* Short task
The records below hold pictures; please leave those out and retype the rest exactly.

══════

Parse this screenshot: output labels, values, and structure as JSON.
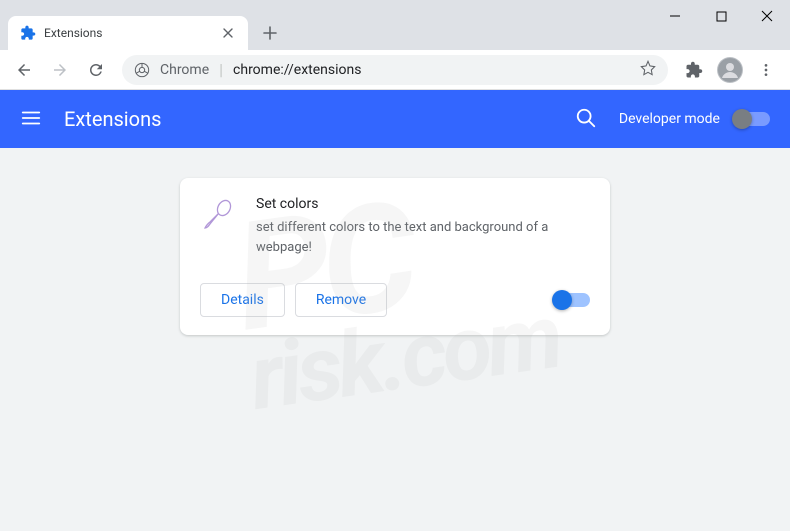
{
  "tab": {
    "title": "Extensions"
  },
  "omnibox": {
    "scheme_label": "Chrome",
    "url": "chrome://extensions"
  },
  "header": {
    "title": "Extensions",
    "dev_mode_label": "Developer mode",
    "dev_mode_on": false
  },
  "extension": {
    "name": "Set colors",
    "description": "set different colors to the text and background of a webpage!",
    "details_label": "Details",
    "remove_label": "Remove",
    "enabled": true
  },
  "watermark": {
    "line1": "PC",
    "line2": "risk.com"
  }
}
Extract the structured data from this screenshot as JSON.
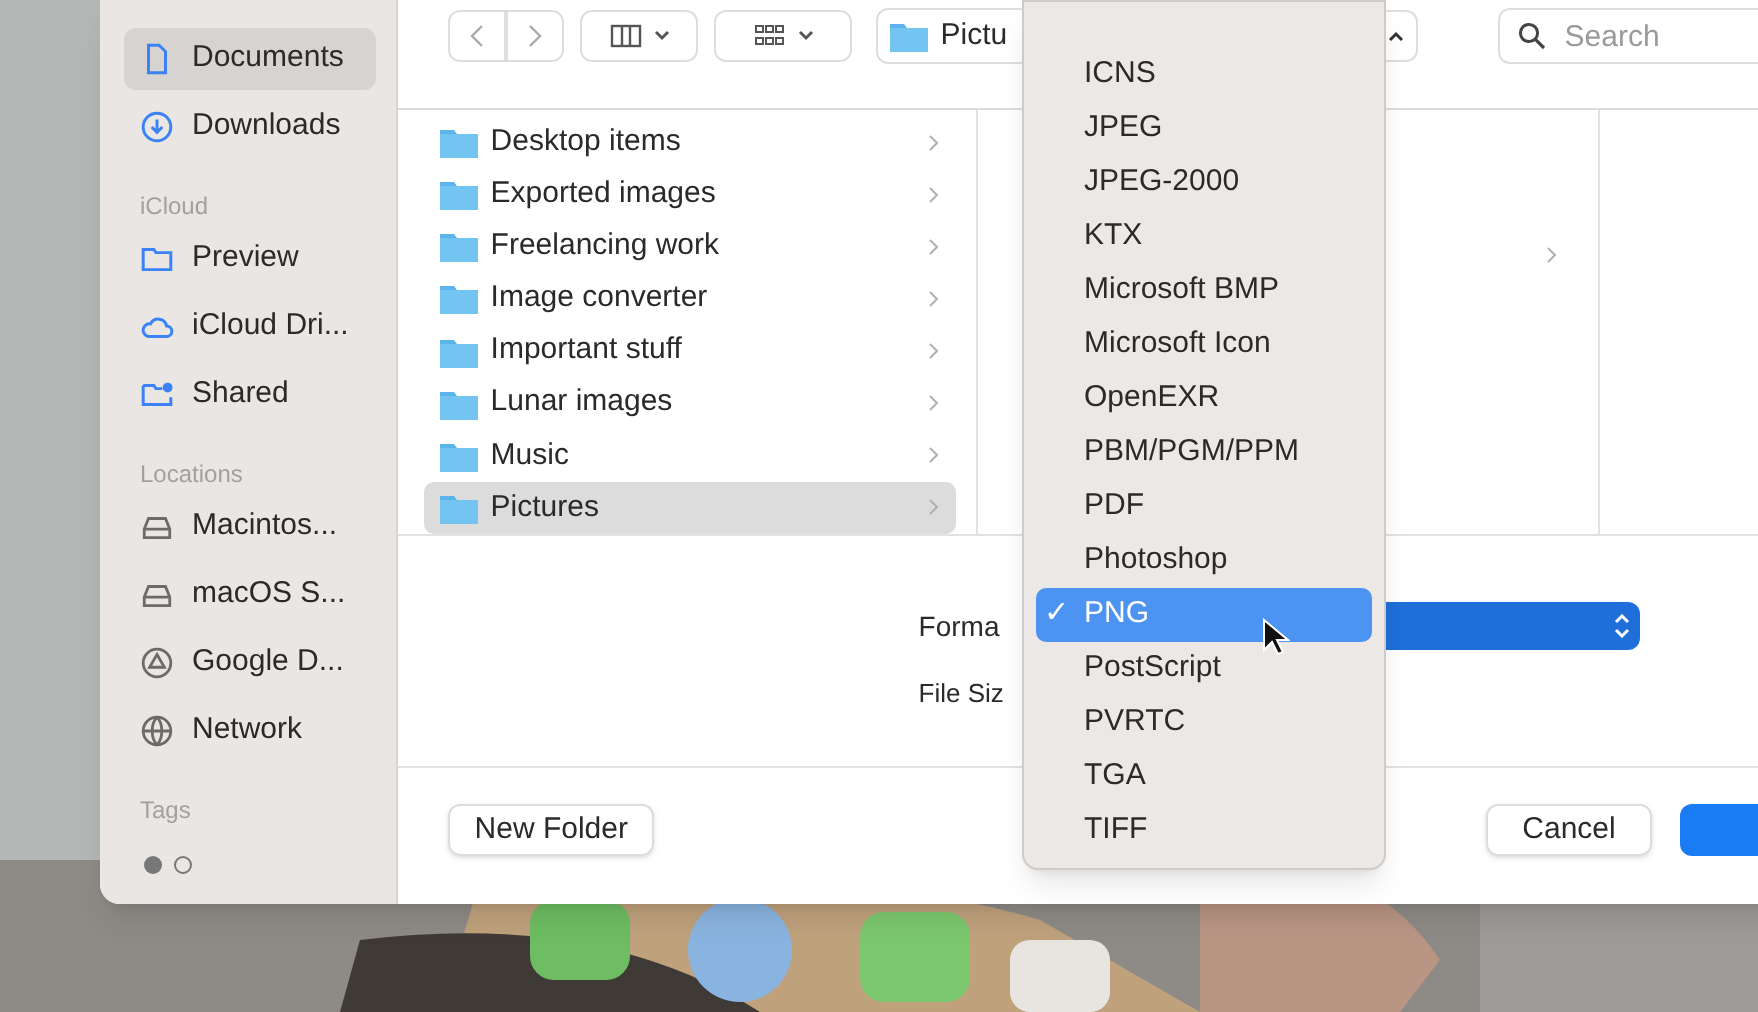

══════

* Task result
Parse this screenshot: output labels, values, and structure as JSON.
{
  "tab": {
    "title": "Extensions"
  },
  "omnibox": {
    "scheme_label": "Chrome",
    "url": "chrome://extensions"
  },
  "header": {
    "title": "Extensions",
    "dev_mode_label": "Developer mode",
    "dev_mode_on": false
  },
  "extension": {
    "name": "Set colors",
    "description": "set different colors to the text and background of a webpage!",
    "details_label": "Details",
    "remove_label": "Remove",
    "enabled": true
  },
  "watermark": {
    "line1": "PC",
    "line2": "risk.com"
  }
}
Extract the structured data from this screenshot as JSON.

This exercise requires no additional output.